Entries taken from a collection
================

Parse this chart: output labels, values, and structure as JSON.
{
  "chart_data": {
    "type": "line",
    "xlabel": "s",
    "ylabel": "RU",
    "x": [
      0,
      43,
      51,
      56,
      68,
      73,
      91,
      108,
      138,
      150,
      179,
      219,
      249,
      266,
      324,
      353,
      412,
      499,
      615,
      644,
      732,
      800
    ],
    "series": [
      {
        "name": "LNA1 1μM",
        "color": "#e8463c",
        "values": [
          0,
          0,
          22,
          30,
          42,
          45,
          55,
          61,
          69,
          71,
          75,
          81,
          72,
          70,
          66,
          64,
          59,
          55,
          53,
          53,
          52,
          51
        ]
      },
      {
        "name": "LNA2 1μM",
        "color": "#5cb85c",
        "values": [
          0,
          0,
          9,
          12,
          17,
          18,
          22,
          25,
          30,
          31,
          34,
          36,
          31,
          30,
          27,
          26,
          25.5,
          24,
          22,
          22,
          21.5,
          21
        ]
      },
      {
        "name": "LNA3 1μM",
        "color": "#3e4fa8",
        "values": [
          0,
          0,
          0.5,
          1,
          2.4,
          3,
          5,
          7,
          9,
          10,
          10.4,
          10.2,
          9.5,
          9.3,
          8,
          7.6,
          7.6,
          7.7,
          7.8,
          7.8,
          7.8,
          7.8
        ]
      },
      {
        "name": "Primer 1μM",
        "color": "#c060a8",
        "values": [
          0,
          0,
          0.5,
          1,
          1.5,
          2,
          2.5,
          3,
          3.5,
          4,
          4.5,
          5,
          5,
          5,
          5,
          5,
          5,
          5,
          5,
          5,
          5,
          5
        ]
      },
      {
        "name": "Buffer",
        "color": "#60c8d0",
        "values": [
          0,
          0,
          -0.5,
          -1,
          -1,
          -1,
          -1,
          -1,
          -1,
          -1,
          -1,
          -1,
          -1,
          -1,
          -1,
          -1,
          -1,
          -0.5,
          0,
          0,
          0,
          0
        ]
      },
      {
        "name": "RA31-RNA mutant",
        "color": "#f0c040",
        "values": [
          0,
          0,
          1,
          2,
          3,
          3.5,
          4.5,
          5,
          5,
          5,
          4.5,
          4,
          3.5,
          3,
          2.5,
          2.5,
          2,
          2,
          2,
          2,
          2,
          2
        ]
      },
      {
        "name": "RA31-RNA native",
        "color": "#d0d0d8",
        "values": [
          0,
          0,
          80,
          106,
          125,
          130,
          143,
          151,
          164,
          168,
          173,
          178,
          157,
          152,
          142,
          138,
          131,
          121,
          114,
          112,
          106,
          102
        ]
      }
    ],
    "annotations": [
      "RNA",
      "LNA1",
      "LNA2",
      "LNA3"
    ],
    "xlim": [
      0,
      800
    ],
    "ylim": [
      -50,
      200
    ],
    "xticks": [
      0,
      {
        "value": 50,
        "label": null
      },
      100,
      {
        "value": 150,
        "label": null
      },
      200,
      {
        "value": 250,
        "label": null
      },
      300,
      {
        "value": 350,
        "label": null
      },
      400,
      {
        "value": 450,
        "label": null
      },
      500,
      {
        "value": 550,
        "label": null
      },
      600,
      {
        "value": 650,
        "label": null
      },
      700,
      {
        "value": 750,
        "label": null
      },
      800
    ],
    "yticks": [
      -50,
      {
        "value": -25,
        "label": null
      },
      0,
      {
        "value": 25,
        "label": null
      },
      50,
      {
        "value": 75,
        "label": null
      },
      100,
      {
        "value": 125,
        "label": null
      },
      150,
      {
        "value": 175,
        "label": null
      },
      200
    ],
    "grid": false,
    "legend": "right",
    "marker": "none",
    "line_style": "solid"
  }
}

================

**AIM OF THE EXERCISE:** Copy every line above in which the string "color" shows up.

**EXERCISE RESPONSE:**
        "color": "#e8463c",
        "color": "#5cb85c",
        "color": "#3e4fa8",
        "color": "#c060a8",
        "color": "#60c8d0",
        "color": "#f0c040",
        "color": "#d0d0d8",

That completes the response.